Written exercise: Extract the final stretch of the data: the line that contains "Extract the structured" and every line after it, unaltered, and no other lines.

A run of records:
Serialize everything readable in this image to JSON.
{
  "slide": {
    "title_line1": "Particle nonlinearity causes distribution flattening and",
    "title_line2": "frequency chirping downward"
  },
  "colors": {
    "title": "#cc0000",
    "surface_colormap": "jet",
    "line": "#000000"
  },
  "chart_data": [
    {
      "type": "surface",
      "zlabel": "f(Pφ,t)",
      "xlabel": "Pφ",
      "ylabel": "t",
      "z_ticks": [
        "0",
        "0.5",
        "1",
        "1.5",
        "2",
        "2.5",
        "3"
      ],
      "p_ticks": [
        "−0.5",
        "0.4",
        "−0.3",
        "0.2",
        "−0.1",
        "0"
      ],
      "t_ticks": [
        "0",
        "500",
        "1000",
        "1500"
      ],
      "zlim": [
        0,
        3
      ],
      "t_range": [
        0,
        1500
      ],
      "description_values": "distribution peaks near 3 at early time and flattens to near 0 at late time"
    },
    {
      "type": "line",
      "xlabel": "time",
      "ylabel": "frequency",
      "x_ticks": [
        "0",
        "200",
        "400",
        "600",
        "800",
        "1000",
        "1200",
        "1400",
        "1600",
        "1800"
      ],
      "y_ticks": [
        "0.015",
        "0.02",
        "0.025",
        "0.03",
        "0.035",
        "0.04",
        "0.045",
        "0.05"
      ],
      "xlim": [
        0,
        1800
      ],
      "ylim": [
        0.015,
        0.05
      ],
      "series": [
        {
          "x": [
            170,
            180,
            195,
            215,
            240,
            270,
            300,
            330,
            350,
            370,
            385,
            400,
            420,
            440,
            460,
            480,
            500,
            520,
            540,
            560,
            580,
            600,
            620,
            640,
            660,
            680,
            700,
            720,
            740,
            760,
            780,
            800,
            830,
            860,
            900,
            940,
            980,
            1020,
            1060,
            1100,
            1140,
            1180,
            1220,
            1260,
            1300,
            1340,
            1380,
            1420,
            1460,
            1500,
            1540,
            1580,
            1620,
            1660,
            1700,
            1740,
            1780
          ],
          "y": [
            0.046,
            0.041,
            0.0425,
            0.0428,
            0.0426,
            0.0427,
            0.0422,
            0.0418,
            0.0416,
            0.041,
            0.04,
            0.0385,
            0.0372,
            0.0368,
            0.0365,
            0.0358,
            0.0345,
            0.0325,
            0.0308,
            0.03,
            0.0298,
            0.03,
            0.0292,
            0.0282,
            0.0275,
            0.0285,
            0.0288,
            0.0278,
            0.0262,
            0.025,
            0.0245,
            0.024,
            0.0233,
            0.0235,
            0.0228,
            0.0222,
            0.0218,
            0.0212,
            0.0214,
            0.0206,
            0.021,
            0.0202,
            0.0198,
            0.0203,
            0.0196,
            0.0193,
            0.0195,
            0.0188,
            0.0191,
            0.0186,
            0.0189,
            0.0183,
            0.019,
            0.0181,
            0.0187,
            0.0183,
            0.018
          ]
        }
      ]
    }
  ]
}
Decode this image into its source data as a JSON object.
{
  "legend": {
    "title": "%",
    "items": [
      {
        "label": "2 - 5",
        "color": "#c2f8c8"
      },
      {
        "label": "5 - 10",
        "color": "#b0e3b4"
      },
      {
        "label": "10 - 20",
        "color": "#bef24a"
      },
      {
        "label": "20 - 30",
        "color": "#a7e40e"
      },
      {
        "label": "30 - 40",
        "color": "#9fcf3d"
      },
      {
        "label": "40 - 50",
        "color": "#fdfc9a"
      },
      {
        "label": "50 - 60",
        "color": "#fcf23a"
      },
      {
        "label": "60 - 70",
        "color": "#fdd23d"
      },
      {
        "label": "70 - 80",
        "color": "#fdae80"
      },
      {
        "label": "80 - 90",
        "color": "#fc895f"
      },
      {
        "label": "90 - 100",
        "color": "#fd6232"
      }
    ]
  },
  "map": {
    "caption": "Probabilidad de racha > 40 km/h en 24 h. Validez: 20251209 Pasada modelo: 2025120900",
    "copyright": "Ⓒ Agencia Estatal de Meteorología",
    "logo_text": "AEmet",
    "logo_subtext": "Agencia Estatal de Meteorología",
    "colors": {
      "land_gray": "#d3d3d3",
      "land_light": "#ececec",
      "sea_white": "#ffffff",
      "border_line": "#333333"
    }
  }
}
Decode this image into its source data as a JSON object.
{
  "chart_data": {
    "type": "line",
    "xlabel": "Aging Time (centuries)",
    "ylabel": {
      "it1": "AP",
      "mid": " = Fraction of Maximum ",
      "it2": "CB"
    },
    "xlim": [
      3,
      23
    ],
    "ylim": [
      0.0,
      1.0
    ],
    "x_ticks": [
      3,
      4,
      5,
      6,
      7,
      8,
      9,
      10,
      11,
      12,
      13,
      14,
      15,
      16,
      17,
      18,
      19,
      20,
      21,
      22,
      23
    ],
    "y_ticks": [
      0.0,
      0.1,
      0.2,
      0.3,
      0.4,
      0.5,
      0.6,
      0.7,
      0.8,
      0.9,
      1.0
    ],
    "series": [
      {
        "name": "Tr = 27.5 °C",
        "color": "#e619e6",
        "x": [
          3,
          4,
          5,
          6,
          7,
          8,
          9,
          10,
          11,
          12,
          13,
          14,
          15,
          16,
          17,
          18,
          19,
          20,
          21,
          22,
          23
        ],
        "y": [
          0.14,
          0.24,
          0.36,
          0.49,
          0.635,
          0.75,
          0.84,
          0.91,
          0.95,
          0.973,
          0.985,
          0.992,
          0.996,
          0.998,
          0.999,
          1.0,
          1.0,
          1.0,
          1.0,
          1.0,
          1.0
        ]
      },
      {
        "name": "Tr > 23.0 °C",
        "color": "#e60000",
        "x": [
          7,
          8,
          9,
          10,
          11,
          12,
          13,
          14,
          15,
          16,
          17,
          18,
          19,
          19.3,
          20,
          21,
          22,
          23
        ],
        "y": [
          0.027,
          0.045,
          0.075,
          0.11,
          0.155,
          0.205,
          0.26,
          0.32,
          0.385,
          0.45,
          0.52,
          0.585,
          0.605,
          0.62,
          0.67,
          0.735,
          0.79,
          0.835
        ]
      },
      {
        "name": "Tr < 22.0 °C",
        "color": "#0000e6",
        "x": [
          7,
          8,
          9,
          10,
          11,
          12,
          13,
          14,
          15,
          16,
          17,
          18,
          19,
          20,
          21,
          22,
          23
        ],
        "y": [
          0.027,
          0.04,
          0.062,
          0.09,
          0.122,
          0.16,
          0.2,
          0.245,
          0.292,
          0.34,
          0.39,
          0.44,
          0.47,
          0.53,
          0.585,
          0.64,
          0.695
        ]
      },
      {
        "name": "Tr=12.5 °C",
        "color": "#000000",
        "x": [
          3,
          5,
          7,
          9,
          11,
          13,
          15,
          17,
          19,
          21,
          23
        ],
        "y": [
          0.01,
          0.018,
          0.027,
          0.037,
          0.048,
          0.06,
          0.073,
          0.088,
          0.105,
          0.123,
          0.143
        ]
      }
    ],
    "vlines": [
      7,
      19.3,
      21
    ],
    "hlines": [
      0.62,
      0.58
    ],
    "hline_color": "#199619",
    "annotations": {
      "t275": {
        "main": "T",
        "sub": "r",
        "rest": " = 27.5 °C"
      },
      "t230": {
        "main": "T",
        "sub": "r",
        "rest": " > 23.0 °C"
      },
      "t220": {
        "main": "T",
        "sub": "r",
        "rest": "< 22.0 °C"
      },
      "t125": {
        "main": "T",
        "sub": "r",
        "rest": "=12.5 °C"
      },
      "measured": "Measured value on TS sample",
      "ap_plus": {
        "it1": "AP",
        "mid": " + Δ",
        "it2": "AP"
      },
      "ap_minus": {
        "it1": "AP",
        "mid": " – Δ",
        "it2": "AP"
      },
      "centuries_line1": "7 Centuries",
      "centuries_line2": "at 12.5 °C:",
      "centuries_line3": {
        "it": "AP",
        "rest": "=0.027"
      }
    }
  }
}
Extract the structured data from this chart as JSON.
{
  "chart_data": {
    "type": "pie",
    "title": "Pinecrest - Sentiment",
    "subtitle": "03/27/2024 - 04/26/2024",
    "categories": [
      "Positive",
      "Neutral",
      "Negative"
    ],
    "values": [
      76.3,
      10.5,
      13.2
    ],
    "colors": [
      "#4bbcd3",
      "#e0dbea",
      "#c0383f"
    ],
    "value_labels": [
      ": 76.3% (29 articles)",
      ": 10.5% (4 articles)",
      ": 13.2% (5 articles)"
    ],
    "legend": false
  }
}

Reply to the task:
Extract the structured data from this chart as JSON.
{
  "chart_data": {
    "type": "pie",
    "title": "Pinecrest - Sentiment",
    "subtitle": "03/27/2024 - 04/26/2024",
    "categories": [
      "Positive",
      "Neutral",
      "Negative"
    ],
    "values": [
      76.3,
      10.5,
      13.2
    ],
    "colors": [
      "#4bbcd3",
      "#e0dbea",
      "#c0383f"
    ],
    "value_labels": [
      ": 76.3% (29 articles)",
      ": 10.5% (4 articles)",
      ": 13.2% (5 articles)"
    ],
    "legend": false
  }
}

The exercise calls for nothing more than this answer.